> [GIVEN PASSAGE]
------

R-sig-Geo mailing list

[hidden email]

https://stat.ethz.ch/mailman/listinfo/r-sig-geo

### Re: How to find all first order neighbors of a collection of points

On Fri, 13 Jul 2018, Benjamin Lieberman wrote:

> All-

>

> I would like to note that as the data is proprietary, and for obvious

> privacy concerns, the lat/long pairs were randomly generated, and were

> not taken directly from the data.

Thanks for the clarification. Note that if the data are a sample, that is

not a complete listing for one or more study areas, you don't know who the

first order neighbour (the most proximate other voter) is, because that

indidivual may not be in the sample. Your fallback then is to treat the

data as aggregates, unless you rule out local sampling variability.

Roger

>

>

> --

> Benjamin Lieberman

> Muhlenberg College 2019

> Mobile: 301.299.8928

>

>> On Jul 13, 2018, at 6:58 AM, Benjamin Lieberman <[hidden email]> wrote:

>>

>> Roger anf Facu,

>>

>> Thank you very much for the help. In terms of the data, I only provided the ID and Lat/Long pairs because they were the only covariates which were necessary. The data set we are using was purchased and contains voter registration information, voter history, and census tract information, after some geocoding took place. The locations are the residents houses, in this instance.

>>

>> I have rerun the knn with longlat = T, but I am still hung up on the idea of the first order neighbors. I have reread the vignette and section 5 discusses High-Order Neighbors, but there isn’t any mention of first or second order neighbors, as you mentioned above (“first order neighbors are not defined”). One of the pieces of literature I found said that polygons are problematic to work with, as are tesslations for precisely the reason you mentioned, non-planarity. For this reason, I am hung up on the idea of how to find all first order neighbors for a point, especially as the number of first order neighbors varies from point to point, and such knearneigh would not be appropriate here.

>>

>> If this is something that does not seem feasible, maybe another tactic is necessary.

>>

>> Again, thank you all for the help.

------

> [ITEMS]

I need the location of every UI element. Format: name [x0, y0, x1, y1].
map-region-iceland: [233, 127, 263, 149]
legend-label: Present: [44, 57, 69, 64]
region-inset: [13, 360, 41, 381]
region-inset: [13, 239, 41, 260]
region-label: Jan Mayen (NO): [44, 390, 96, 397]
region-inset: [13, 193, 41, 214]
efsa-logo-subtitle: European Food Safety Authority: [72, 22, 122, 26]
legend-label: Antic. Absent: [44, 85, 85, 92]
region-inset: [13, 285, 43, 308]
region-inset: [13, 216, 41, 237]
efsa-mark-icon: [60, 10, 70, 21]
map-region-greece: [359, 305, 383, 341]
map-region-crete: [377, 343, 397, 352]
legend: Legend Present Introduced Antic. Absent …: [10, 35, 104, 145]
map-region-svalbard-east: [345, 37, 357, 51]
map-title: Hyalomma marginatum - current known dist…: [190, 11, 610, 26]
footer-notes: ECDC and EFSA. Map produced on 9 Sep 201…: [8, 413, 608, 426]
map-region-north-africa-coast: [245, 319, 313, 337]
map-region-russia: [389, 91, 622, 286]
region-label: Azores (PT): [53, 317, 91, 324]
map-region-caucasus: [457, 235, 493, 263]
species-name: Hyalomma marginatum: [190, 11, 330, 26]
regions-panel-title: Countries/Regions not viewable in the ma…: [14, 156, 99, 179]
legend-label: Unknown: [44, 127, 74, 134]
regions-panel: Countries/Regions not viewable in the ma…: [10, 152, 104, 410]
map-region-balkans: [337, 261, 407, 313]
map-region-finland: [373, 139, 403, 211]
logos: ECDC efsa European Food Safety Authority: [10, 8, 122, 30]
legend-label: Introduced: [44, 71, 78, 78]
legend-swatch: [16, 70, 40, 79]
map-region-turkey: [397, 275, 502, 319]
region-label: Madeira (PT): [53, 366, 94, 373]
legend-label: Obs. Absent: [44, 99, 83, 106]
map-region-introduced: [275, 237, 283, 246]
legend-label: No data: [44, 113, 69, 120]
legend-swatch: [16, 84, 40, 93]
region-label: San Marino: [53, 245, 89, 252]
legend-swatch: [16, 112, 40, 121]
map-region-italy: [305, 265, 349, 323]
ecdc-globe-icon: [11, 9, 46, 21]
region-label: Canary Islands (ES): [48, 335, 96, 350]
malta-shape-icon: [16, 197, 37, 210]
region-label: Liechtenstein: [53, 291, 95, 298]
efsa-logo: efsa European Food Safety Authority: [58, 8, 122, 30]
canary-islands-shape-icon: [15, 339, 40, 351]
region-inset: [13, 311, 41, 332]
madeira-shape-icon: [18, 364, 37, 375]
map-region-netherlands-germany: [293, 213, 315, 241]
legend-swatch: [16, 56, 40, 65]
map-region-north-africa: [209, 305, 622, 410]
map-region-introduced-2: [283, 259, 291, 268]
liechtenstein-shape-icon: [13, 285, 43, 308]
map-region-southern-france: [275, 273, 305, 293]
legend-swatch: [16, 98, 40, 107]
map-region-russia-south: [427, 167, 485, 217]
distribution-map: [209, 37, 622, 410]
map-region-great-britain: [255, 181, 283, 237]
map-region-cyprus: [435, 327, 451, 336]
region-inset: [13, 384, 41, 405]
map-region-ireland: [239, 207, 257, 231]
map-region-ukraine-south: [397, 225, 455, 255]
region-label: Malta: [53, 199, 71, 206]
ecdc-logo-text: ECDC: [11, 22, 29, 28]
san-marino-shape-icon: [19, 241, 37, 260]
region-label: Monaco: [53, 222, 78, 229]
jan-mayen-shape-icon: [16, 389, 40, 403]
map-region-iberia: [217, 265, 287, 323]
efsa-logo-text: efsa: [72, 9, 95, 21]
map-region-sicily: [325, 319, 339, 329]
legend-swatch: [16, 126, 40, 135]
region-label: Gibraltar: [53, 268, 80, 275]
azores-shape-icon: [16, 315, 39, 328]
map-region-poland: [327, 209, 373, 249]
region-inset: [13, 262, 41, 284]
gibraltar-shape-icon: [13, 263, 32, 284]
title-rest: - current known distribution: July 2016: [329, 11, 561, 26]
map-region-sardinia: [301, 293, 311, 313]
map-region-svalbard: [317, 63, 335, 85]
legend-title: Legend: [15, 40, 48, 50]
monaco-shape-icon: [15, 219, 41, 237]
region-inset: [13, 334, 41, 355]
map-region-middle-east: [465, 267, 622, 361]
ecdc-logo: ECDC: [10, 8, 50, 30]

------

> [TO-DO LIST]
[a] Please quote the part of the first-order-neighbors thread that opens with the words containing "not a complete" and closes with "local sampling variability.".
[b] Extend the mailing-list thread on first order neighbors of points, starting right after its last line.

> [RESPONSE LIST]
[a]
not a complete listing for one or more study areas, you don't know who the

first order neighbour (the most proximate other voter) is, because that

indidivual may not be in the sample. Your fallback then is to treat the

data as aggregates, unless you rule out local sampling variability.

[b]
>>

>> Warmest

>> --

>> Benjamin Lieberman

>> Muhlenberg College 2019

>> Mobile: 301.299.8928

>>

>>> On Jul 13, 2018, at 6:11 AM, Roger Bivand <[hidden email] <mailto:[hidden email]>> wrote:

>>>

>>> On Fri, 13 Jul 2018, Facundo Muñoz wrote:

>>>

>>>> Dear Benjamin,

>>>>

>>>> I'm not sure how you define "first order neighbors" for a point. The

>>>> first thing that comes to my mind is to use their corresponding voronoi

>>>> polygons and define neighborhood from there. Following your code:

>>>

>>> Thanks, the main source of confusion is that "first order neighbors" are not defined. A k=1 neighbour could be (as below), as could k=6, or voronoi neighbours, or sphere of influence etc. So reading vignette("nb") would be a starting point.

>>>

>>> Also note that voronoi and other graph-based neighbours should only use planar coordinates - including dismo::voronoi, which uses deldir::deldir() - just like spdep::tri2nb(). Triangulation can lead to spurious neighbours on the convex hull.

>>>

>>>>

>>>> v <- dismo::voronoi(coords)

>>>> par(mfrow = c(1, 2), xaxt = "n", yaxt = "n", mgp = c(0, 0, 0))

>>>> plot(coords, type = "n", xlab = NA, ylab = NA)

>>>> plot(v, add = TRUE)

>>>> text(x = coords[, 1], y = coords[, 2], labels = voter.subset$Voter.ID)

>>>> plot(coords, type = "n", xlab = NA, ylab = NA)

>>>> plot(poly2nb(v), coords, add = TRUE, col = "gray")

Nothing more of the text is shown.